▶ _Exercise prompt_:
Tally the lines of the data that include the word "text" and state the total, nothing else.

Saved entries
-------------------------

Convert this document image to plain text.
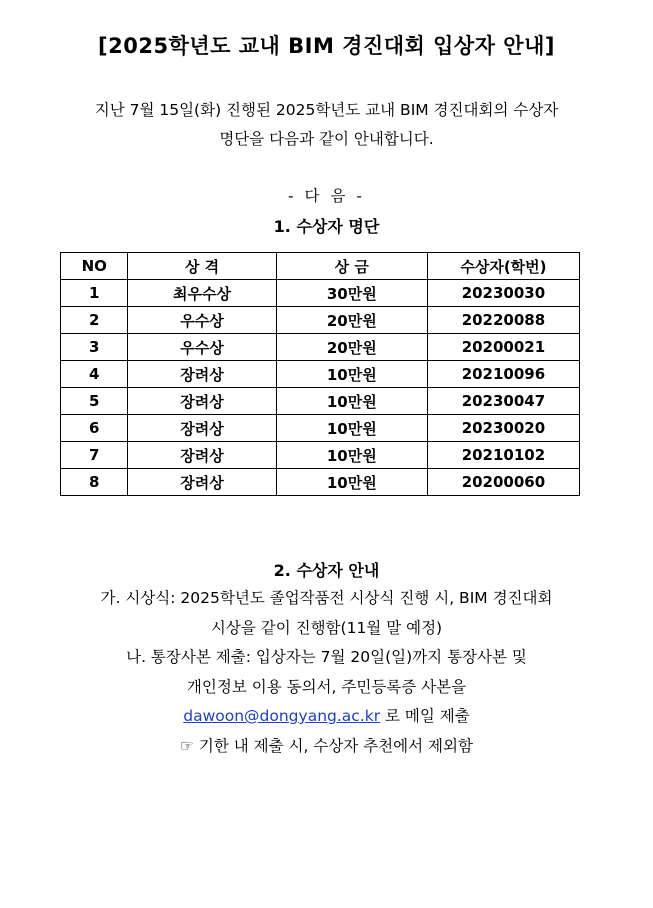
[2025학년도 교내 BIM 경진대회 입상자 안내]
지난 7월 15일(화) 진행된 2025학년도 교내 BIM 경진대회의 수상자
명단을 다음과 같이 안내합니다.
- 다 음 -
1. 수상자 명단
NO	상 격	상 금	수상자(학번)
1	최우수상	30만원	20230030
2	우수상	20만원	20220088
3	우수상	20만원	20200021
4	장려상	10만원	20210096
5	장려상	10만원	20230047
6	장려상	10만원	20230020
7	장려상	10만원	20210102
8	장려상	10만원	20200060
2. 수상자 안내
가. 시상식: 2025학년도 졸업작품전 시상식 진행 시, BIM 경진대회
시상을 같이 진행함(11월 말 예정)
나. 통장사본 제출: 입상자는 7월 20일(일)까지 통장사본 및
개인정보 이용 동의서, 주민등록증 사본을
dawoon@dongyang.ac.kr 로 메일 제출
☞ 기한 내 제출 시, 수상자 추천에서 제외함
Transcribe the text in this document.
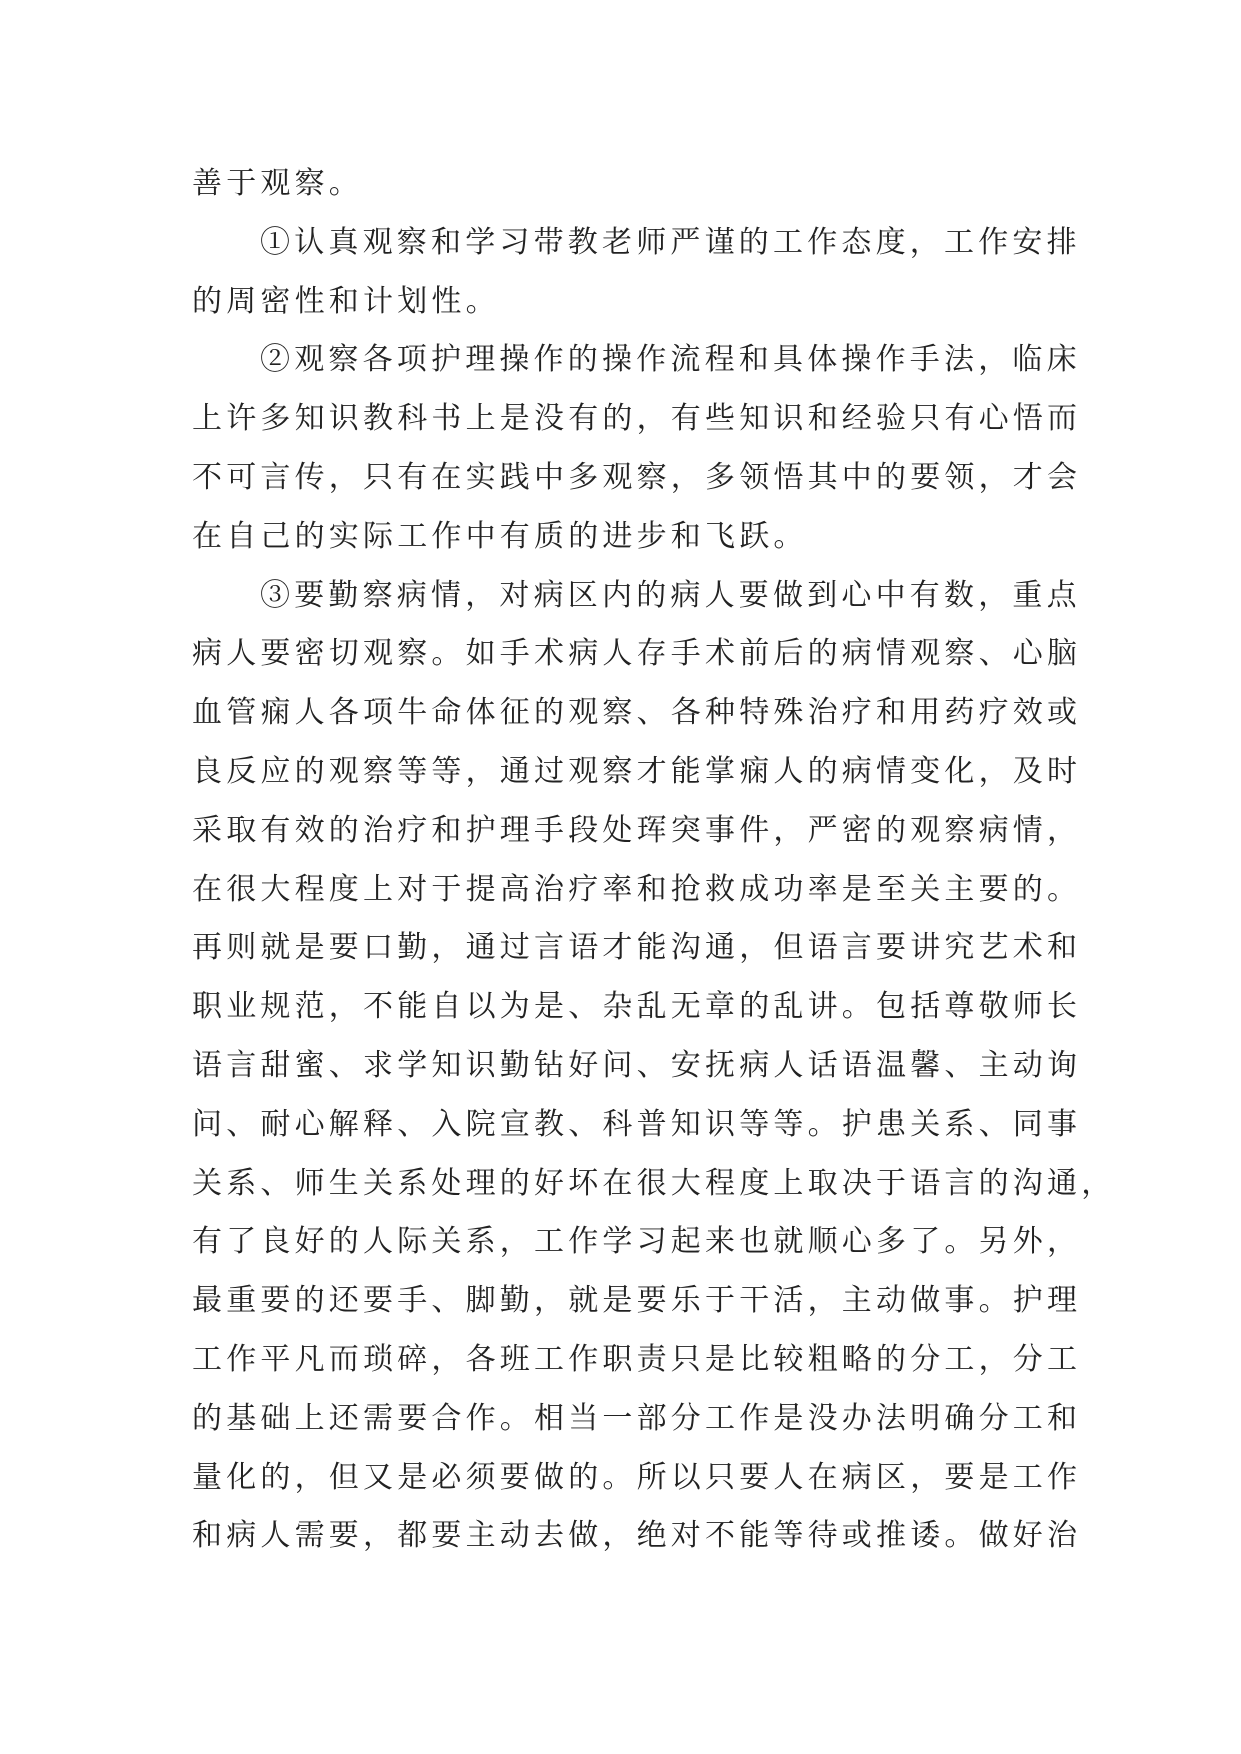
善于观察。
①认真观察和学习带教老师严谨的工作态度，工作安排
的周密性和计划性。
②观察各项护理操作的操作流程和具体操作手法，临床
上许多知识教科书上是没有的，有些知识和经验只有心悟而
不可言传，只有在实践中多观察，多领悟其中的要领，才会
在自己的实际工作中有质的进步和飞跃。
③要勤察病情，对病区内的病人要做到心中有数，重点
病人要密切观察。如手术病人存手术前后的病情观察、心脑
血管痫人各项牛命体征的观察、各种特殊治疗和用药疗效或
良反应的观察等等，通过观察才能掌痫人的病情变化，及时
采取有效的治疗和护理手段处珲突事件，严密的观察病情，
在很大程度上对于提高治疗率和抢救成功率是至关主要的。
再则就是要口勤，通过言语才能沟通，但语言要讲究艺术和
职业规范，不能自以为是、杂乱无章的乱讲。包括尊敬师长
语言甜蜜、求学知识勤钻好问、安抚病人话语温馨、主动询
问、耐心解释、入院宣教、科普知识等等。护患关系、同事
关系、师生关系处理的好坏在很大程度上取决于语言的沟通，
有了良好的人际关系，工作学习起来也就顺心多了。另外，
最重要的还要手、脚勤，就是要乐于干活，主动做事。护理
工作平凡而琐碎，各班工作职责只是比较粗略的分工，分工
的基础上还需要合作。相当一部分工作是没办法明确分工和
量化的，但又是必须要做的。所以只要人在病区，要是工作
和病人需要，都要主动去做，绝对不能等待或推诿。做好治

-------------------------

▶ _Solution_:
2